==== Extracted records
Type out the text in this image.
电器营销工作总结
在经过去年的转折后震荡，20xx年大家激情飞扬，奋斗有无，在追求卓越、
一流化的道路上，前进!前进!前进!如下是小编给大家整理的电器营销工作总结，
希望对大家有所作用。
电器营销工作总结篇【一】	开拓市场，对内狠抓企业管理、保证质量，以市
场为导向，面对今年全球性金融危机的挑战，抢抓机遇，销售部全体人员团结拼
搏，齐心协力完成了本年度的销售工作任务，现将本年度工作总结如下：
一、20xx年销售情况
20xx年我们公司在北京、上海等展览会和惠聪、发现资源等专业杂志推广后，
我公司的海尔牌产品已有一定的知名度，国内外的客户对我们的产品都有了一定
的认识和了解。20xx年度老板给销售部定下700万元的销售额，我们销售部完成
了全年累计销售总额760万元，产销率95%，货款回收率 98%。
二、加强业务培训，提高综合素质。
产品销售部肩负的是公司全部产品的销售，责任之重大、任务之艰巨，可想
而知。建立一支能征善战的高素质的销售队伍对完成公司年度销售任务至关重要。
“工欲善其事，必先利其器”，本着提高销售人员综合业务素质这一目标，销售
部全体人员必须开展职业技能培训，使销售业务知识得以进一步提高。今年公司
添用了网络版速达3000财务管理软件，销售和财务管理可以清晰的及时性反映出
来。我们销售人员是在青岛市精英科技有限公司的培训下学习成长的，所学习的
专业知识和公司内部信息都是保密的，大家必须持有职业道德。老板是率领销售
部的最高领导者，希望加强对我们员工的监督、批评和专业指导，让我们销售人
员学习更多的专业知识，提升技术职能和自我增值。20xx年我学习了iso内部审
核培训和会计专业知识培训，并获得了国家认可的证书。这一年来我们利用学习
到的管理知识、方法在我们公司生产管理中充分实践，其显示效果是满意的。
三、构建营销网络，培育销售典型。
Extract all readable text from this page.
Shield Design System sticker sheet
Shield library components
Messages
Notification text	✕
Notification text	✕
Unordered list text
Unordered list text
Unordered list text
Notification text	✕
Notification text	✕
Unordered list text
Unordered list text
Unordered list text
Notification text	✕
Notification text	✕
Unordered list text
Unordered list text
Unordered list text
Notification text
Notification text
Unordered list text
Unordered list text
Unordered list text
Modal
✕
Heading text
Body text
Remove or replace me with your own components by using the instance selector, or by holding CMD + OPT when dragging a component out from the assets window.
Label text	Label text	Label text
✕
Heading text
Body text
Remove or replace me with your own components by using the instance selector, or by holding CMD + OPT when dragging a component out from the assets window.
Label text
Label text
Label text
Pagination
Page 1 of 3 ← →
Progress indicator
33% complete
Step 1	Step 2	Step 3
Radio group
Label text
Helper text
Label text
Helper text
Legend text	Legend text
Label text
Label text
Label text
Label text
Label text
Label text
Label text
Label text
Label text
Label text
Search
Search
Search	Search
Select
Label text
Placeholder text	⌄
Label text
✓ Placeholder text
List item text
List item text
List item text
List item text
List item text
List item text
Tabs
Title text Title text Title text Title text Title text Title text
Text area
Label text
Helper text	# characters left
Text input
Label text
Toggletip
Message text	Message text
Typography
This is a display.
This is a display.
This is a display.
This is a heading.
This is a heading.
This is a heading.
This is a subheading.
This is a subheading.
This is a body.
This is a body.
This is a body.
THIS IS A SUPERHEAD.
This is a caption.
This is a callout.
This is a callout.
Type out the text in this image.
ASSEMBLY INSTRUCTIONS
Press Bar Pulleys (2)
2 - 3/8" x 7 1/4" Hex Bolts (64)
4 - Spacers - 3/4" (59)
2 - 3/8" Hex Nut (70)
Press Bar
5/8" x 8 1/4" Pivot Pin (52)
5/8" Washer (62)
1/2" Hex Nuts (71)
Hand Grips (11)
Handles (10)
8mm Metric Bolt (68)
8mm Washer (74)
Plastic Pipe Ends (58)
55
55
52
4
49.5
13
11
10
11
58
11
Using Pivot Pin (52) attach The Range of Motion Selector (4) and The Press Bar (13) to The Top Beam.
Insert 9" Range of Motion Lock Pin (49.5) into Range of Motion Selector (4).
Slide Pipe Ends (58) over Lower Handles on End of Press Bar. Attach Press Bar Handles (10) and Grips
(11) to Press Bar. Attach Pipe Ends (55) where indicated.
========
--- Exercise brief ---
Identify the lines in the entries that hold "Handles" and return each one.

--- Finished exercise ---
Handles (10)
Slide Pipe Ends (58) over Lower Handles on End of Press Bar. Attach Press Bar Handles (10) and Grips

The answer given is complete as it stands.